» To do
Reproduce the passage about Catharina Lysholm word for word, from "Catharina Lysholm (1744" up to and including "in North Frisia.".

» Document passage
[Begin]

Catharina Lysholm (1744 - 9 December 1815), was a Norwegian businesswoman and ship-owner.

Catharina Meincke Lysholm  was born at Trondheim in Trøndelag, Norway. She was the daughter of merchant and office holder Hilmar Meincke (1710–71) and Catharina Mølmann (1720–48). In 1763 she was married to merchant Broder Brodersen Lysholm (1734–1772), then one of the most successful merchants in Trondheim. Both her father and husband had originated from Flensburg in Southern Schleswig.

She acquired wealth through both inheritance and marriage. Her father was  co-owner of the copper works at Løkken and Røros, organized a West Indies company and operated a tobacco factory. Upon his death, she inherited the bulk of his estate. Upon the death of her spouse in 1772, she took over his business interests in partnership with Hans Carl Knudtzon who had moved to Trondheim from Bredstedt in North Frisia.

[End]

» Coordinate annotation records
[Begin]

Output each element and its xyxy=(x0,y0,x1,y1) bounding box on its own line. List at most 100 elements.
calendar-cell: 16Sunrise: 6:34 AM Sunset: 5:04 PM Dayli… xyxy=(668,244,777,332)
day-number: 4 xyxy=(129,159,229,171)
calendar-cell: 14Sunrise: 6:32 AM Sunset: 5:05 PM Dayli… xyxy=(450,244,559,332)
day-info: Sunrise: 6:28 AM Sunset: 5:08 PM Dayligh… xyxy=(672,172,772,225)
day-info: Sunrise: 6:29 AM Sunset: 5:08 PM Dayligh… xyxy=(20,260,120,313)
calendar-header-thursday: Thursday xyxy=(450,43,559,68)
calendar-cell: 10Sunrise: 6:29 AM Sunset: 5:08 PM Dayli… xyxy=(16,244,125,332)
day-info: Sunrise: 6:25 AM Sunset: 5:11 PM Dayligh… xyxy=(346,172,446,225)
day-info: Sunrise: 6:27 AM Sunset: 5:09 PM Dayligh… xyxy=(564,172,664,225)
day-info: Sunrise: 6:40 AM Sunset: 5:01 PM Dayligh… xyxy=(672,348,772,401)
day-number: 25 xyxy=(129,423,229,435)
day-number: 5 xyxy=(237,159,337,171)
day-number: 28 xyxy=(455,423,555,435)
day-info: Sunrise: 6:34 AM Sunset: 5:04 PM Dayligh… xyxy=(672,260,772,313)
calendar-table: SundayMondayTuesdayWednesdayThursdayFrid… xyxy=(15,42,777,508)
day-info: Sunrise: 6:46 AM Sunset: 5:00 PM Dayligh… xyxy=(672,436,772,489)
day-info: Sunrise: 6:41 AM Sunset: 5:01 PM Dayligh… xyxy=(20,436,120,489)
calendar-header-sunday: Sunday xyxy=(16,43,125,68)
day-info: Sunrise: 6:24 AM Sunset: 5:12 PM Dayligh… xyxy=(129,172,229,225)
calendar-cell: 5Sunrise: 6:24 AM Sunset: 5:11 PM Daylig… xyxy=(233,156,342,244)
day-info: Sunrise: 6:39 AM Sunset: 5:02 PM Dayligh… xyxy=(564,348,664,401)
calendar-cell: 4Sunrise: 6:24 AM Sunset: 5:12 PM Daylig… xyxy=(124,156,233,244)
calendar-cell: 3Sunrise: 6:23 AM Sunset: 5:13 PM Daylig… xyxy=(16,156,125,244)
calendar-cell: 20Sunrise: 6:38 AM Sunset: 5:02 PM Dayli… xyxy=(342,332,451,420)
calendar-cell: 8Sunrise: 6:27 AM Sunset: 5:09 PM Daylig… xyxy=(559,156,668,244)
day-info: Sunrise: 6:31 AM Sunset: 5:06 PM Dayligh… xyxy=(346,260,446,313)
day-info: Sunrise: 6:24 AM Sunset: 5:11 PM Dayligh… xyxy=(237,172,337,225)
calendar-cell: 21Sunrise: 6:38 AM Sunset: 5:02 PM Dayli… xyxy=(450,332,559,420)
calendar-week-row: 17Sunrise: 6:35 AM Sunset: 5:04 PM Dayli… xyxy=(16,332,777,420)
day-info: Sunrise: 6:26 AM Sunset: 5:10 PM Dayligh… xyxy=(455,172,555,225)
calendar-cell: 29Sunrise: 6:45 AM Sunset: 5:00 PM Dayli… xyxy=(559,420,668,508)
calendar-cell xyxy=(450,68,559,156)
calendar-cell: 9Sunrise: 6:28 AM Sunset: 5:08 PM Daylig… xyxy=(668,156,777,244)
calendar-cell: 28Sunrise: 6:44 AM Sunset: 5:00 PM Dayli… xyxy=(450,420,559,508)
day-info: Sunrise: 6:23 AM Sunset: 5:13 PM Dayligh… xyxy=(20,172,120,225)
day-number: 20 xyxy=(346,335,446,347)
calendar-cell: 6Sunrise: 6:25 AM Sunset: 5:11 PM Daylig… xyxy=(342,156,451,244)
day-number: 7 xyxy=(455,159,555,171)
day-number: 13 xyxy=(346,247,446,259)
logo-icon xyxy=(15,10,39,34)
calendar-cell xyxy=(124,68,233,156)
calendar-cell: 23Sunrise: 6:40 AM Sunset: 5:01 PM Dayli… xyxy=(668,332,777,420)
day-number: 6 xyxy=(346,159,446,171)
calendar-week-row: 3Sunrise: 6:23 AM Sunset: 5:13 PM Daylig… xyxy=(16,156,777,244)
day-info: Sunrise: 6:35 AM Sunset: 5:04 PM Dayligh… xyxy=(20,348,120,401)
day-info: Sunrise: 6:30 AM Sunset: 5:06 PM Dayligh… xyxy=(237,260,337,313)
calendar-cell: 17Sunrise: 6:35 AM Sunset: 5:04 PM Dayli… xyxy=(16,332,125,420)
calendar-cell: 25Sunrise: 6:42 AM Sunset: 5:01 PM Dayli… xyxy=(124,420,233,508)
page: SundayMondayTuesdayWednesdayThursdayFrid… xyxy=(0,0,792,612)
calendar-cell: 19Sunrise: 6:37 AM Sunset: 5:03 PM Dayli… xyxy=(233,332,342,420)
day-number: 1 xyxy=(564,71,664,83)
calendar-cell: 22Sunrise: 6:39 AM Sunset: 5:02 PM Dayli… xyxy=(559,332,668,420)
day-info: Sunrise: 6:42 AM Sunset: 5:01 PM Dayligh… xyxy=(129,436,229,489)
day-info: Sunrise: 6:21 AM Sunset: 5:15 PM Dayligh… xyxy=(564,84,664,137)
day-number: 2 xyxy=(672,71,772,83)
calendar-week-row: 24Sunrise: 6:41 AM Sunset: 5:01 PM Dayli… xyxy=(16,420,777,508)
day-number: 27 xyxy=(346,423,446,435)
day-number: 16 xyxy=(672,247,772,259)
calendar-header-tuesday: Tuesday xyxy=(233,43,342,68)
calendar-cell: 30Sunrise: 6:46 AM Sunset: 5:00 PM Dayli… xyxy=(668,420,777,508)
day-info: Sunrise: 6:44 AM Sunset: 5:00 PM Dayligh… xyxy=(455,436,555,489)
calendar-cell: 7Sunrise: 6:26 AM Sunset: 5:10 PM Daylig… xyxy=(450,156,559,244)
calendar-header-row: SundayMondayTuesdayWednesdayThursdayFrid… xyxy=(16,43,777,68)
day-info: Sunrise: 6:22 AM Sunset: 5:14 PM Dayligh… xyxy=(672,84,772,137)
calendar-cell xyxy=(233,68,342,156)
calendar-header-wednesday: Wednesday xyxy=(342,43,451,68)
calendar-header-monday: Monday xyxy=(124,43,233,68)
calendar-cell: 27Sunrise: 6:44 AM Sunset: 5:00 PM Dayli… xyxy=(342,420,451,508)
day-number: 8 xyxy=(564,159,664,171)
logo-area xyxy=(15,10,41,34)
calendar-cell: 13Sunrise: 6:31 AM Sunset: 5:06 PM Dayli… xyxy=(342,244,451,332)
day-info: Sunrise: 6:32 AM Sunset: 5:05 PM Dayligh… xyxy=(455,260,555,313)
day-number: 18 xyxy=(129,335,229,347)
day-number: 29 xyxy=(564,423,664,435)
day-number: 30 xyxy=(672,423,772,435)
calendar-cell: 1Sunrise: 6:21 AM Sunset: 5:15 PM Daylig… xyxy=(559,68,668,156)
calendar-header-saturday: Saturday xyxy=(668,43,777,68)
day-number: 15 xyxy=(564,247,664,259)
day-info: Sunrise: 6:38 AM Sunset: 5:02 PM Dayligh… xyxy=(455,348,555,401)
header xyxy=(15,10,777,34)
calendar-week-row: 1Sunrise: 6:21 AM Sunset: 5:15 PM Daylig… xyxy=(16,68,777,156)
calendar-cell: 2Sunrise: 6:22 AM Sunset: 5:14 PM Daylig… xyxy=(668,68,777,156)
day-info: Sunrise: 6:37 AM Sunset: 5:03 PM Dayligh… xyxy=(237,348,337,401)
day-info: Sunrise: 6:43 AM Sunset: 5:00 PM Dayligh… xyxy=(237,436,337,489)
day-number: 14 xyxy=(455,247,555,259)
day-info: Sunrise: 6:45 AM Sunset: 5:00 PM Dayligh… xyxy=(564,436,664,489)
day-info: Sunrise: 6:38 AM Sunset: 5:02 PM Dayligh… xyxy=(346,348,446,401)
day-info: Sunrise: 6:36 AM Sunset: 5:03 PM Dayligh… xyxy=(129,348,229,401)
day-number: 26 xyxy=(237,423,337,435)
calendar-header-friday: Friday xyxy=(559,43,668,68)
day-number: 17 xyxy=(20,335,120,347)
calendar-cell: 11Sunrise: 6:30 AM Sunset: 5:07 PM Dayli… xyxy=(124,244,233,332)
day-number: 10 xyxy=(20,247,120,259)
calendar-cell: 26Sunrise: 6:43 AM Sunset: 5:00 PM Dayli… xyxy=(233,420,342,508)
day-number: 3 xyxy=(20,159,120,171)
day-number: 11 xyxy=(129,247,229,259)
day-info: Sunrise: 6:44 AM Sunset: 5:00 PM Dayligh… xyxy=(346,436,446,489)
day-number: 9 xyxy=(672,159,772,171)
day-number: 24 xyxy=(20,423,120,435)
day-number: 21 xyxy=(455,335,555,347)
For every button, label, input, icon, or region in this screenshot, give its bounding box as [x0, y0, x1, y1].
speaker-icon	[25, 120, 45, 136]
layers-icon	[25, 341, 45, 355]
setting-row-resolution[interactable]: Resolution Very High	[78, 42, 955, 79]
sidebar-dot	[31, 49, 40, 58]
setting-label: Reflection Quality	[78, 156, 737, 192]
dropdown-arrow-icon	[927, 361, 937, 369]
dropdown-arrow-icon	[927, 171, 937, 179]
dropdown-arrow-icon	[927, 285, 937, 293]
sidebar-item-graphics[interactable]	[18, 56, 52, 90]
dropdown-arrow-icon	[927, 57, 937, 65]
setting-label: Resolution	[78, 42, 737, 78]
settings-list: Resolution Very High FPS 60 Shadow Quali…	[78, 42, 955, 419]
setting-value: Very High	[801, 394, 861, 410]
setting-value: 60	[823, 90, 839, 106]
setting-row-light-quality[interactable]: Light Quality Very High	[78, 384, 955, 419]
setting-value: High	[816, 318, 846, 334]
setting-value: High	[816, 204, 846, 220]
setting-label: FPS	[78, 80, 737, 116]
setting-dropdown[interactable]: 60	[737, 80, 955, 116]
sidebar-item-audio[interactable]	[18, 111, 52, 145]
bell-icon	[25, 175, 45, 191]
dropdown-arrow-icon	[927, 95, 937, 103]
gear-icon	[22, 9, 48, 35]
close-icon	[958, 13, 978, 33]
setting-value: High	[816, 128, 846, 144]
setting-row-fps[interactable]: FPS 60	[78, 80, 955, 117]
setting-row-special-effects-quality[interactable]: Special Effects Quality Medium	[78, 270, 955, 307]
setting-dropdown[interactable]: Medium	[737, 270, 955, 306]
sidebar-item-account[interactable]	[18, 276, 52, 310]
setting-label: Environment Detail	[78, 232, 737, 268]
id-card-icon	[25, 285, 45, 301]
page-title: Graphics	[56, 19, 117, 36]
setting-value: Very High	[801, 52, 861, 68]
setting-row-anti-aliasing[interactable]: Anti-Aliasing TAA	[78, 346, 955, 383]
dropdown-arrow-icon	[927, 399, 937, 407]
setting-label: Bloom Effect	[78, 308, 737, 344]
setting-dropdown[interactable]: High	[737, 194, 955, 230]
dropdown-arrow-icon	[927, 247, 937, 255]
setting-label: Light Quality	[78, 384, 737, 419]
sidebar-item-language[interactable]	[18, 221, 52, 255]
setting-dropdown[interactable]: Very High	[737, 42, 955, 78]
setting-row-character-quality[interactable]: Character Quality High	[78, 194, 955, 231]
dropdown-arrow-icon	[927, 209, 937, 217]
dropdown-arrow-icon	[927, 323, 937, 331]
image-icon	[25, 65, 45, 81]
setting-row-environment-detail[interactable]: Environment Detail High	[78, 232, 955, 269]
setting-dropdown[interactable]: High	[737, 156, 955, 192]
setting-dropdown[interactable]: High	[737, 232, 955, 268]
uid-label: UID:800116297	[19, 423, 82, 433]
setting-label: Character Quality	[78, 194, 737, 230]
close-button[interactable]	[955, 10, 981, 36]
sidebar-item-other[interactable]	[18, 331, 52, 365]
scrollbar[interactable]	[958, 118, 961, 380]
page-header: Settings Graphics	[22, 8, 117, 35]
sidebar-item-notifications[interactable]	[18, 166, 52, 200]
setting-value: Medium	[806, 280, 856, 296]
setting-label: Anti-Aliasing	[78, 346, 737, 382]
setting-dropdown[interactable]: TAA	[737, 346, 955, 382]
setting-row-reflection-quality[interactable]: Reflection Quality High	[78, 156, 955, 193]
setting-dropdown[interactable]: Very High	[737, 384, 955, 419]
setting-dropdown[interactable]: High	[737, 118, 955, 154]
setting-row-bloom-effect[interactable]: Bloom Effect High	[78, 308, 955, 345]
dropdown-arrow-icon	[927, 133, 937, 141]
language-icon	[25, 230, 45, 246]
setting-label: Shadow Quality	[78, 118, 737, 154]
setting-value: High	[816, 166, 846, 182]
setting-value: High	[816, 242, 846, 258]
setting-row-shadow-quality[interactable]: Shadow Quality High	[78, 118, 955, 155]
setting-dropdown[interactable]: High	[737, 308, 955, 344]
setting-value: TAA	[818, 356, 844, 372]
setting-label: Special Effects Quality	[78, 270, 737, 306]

[End]

» Expected output
Catharina Lysholm (1744 - 9 December 1815), was a Norwegian businesswoman and ship-owner.

Catharina Meincke Lysholm  was born at Trondheim in Trøndelag, Norway. She was the daughter of merchant and office holder Hilmar Meincke (1710–71) and Catharina Mølmann (1720–48). In 1763 she was married to merchant Broder Brodersen Lysholm (1734–1772), then one of the most successful merchants in Trondheim. Both her father and husband had originated from Flensburg in Southern Schleswig.

She acquired wealth through both inheritance and marriage. Her father was  co-owner of the copper works at Løkken and Røros, organized a West Indies company and operated a tobacco factory. Upon his death, she inherited the bulk of his estate. Upon the death of her spouse in 1772, she took over his business interests in partnership with Hans Carl Knudtzon who had moved to Trondheim from Bredstedt in North Frisia.